**What is being asked**. Could you print all the entries exactly?

*** Opening of Data for processing ***

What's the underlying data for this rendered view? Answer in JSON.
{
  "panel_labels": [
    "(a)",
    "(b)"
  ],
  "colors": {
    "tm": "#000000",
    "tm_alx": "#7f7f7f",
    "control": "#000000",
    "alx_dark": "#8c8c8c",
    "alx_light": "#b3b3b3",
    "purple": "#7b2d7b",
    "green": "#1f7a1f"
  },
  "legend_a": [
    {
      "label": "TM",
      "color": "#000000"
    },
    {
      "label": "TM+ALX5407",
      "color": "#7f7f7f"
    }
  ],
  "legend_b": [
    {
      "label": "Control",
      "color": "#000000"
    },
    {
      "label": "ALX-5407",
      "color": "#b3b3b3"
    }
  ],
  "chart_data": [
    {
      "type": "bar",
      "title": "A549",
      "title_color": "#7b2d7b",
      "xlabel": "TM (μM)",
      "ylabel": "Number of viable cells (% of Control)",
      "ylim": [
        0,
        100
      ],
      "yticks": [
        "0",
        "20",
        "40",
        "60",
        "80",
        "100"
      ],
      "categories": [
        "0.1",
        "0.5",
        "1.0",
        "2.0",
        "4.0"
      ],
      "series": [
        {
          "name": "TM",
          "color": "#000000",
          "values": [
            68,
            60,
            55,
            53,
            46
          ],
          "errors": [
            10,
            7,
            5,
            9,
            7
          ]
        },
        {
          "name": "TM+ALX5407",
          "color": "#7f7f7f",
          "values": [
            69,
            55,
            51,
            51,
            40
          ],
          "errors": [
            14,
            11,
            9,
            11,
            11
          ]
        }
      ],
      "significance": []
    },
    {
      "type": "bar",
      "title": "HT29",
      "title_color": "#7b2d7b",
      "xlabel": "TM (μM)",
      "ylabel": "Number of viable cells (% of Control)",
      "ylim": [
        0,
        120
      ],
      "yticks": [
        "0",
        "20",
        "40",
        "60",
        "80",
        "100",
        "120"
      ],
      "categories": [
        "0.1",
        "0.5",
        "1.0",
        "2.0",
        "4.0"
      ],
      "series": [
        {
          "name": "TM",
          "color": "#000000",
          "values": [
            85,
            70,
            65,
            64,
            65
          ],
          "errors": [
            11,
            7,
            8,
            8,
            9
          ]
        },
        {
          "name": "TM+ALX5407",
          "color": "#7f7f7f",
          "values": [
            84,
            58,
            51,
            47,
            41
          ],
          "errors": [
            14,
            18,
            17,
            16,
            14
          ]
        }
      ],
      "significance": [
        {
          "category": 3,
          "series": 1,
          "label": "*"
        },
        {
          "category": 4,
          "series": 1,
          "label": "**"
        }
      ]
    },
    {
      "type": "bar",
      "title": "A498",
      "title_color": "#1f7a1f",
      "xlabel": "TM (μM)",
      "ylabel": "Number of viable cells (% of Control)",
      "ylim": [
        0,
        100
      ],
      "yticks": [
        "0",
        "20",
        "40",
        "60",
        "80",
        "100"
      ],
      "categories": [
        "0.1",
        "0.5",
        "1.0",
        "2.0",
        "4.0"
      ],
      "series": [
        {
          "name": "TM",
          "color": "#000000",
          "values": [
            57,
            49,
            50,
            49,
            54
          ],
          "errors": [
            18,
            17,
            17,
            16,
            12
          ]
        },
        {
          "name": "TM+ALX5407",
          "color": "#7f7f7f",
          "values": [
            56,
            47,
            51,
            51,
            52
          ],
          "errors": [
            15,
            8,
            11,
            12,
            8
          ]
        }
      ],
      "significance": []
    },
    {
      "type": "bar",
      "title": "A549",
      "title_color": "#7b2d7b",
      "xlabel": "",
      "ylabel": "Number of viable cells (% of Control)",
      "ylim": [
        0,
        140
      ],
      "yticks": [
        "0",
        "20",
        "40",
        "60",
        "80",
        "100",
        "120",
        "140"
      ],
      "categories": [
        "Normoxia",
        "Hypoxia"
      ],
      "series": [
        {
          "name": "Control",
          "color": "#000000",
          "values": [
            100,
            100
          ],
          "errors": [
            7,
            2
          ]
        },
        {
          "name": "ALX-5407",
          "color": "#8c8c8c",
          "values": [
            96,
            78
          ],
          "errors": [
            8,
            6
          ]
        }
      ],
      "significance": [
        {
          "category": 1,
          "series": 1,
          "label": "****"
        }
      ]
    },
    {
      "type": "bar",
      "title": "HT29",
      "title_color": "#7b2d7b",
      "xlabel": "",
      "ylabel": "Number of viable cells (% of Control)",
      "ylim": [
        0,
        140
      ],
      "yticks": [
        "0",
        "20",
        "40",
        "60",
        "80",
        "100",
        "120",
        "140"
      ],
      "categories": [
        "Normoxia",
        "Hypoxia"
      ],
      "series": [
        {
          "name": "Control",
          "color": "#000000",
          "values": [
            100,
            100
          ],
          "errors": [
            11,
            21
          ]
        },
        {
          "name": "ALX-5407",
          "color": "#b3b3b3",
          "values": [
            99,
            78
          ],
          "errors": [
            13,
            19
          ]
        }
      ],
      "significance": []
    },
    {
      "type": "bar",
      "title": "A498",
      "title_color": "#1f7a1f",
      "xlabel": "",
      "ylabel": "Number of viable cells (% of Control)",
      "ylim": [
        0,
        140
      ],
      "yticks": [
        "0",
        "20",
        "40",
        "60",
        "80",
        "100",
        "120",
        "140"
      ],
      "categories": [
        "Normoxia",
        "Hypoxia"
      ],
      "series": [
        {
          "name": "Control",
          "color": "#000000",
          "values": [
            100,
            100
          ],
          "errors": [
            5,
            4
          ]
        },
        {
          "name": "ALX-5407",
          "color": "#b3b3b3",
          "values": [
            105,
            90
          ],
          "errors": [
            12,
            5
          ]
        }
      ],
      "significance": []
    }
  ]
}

*** Close of Data for processing ***

**Answer to this problem**.
What's the underlying data for this rendered view? Answer in JSON.
{
  "panel_labels": [
    "(a)",
    "(b)"
  ],
  "colors": {
    "tm": "#000000",
    "tm_alx": "#7f7f7f",
    "control": "#000000",
    "alx_dark": "#8c8c8c",
    "alx_light": "#b3b3b3",
    "purple": "#7b2d7b",
    "green": "#1f7a1f"
  },
  "legend_a": [
    {
      "label": "TM",
      "color": "#000000"
    },
    {
      "label": "TM+ALX5407",
      "color": "#7f7f7f"
    }
  ],
  "legend_b": [
    {
      "label": "Control",
      "color": "#000000"
    },
    {
      "label": "ALX-5407",
      "color": "#b3b3b3"
    }
  ],
  "chart_data": [
    {
      "type": "bar",
      "title": "A549",
      "title_color": "#7b2d7b",
      "xlabel": "TM (μM)",
      "ylabel": "Number of viable cells (% of Control)",
      "ylim": [
        0,
        100
      ],
      "yticks": [
        "0",
        "20",
        "40",
        "60",
        "80",
        "100"
      ],
      "categories": [
        "0.1",
        "0.5",
        "1.0",
        "2.0",
        "4.0"
      ],
      "series": [
        {
          "name": "TM",
          "color": "#000000",
          "values": [
            68,
            60,
            55,
            53,
            46
          ],
          "errors": [
            10,
            7,
            5,
            9,
            7
          ]
        },
        {
          "name": "TM+ALX5407",
          "color": "#7f7f7f",
          "values": [
            69,
            55,
            51,
            51,
            40
          ],
          "errors": [
            14,
            11,
            9,
            11,
            11
          ]
        }
      ],
      "significance": []
    },
    {
      "type": "bar",
      "title": "HT29",
      "title_color": "#7b2d7b",
      "xlabel": "TM (μM)",
      "ylabel": "Number of viable cells (% of Control)",
      "ylim": [
        0,
        120
      ],
      "yticks": [
        "0",
        "20",
        "40",
        "60",
        "80",
        "100",
        "120"
      ],
      "categories": [
        "0.1",
        "0.5",
        "1.0",
        "2.0",
        "4.0"
      ],
      "series": [
        {
          "name": "TM",
          "color": "#000000",
          "values": [
            85,
            70,
            65,
            64,
            65
          ],
          "errors": [
            11,
            7,
            8,
            8,
            9
          ]
        },
        {
          "name": "TM+ALX5407",
          "color": "#7f7f7f",
          "values": [
            84,
            58,
            51,
            47,
            41
          ],
          "errors": [
            14,
            18,
            17,
            16,
            14
          ]
        }
      ],
      "significance": [
        {
          "category": 3,
          "series": 1,
          "label": "*"
        },
        {
          "category": 4,
          "series": 1,
          "label": "**"
        }
      ]
    },
    {
      "type": "bar",
      "title": "A498",
      "title_color": "#1f7a1f",
      "xlabel": "TM (μM)",
      "ylabel": "Number of viable cells (% of Control)",
      "ylim": [
        0,
        100
      ],
      "yticks": [
        "0",
        "20",
        "40",
        "60",
        "80",
        "100"
      ],
      "categories": [
        "0.1",
        "0.5",
        "1.0",
        "2.0",
        "4.0"
      ],
      "series": [
        {
          "name": "TM",
          "color": "#000000",
          "values": [
            57,
            49,
            50,
            49,
            54
          ],
          "errors": [
            18,
            17,
            17,
            16,
            12
          ]
        },
        {
          "name": "TM+ALX5407",
          "color": "#7f7f7f",
          "values": [
            56,
            47,
            51,
            51,
            52
          ],
          "errors": [
            15,
            8,
            11,
            12,
            8
          ]
        }
      ],
      "significance": []
    },
    {
      "type": "bar",
      "title": "A549",
      "title_color": "#7b2d7b",
      "xlabel": "",
      "ylabel": "Number of viable cells (% of Control)",
      "ylim": [
        0,
        140
      ],
      "yticks": [
        "0",
        "20",
        "40",
        "60",
        "80",
        "100",
        "120",
        "140"
      ],
      "categories": [
        "Normoxia",
        "Hypoxia"
      ],
      "series": [
        {
          "name": "Control",
          "color": "#000000",
          "values": [
            100,
            100
          ],
          "errors": [
            7,
            2
          ]
        },
        {
          "name": "ALX-5407",
          "color": "#8c8c8c",
          "values": [
            96,
            78
          ],
          "errors": [
            8,
            6
          ]
        }
      ],
      "significance": [
        {
          "category": 1,
          "series": 1,
          "label": "****"
        }
      ]
    },
    {
      "type": "bar",
      "title": "HT29",
      "title_color": "#7b2d7b",
      "xlabel": "",
      "ylabel": "Number of viable cells (% of Control)",
      "ylim": [
        0,
        140
      ],
      "yticks": [
        "0",
        "20",
        "40",
        "60",
        "80",
        "100",
        "120",
        "140"
      ],
      "categories": [
        "Normoxia",
        "Hypoxia"
      ],
      "series": [
        {
          "name": "Control",
          "color": "#000000",
          "values": [
            100,
            100
          ],
          "errors": [
            11,
            21
          ]
        },
        {
          "name": "ALX-5407",
          "color": "#b3b3b3",
          "values": [
            99,
            78
          ],
          "errors": [
            13,
            19
          ]
        }
      ],
      "significance": []
    },
    {
      "type": "bar",
      "title": "A498",
      "title_color": "#1f7a1f",
      "xlabel": "",
      "ylabel": "Number of viable cells (% of Control)",
      "ylim": [
        0,
        140
      ],
      "yticks": [
        "0",
        "20",
        "40",
        "60",
        "80",
        "100",
        "120",
        "140"
      ],
      "categories": [
        "Normoxia",
        "Hypoxia"
      ],
      "series": [
        {
          "name": "Control",
          "color": "#000000",
          "values": [
            100,
            100
          ],
          "errors": [
            5,
            4
          ]
        },
        {
          "name": "ALX-5407",
          "color": "#b3b3b3",
          "values": [
            105,
            90
          ],
          "errors": [
            12,
            5
          ]
        }
      ],
      "significance": []
    }
  ]
}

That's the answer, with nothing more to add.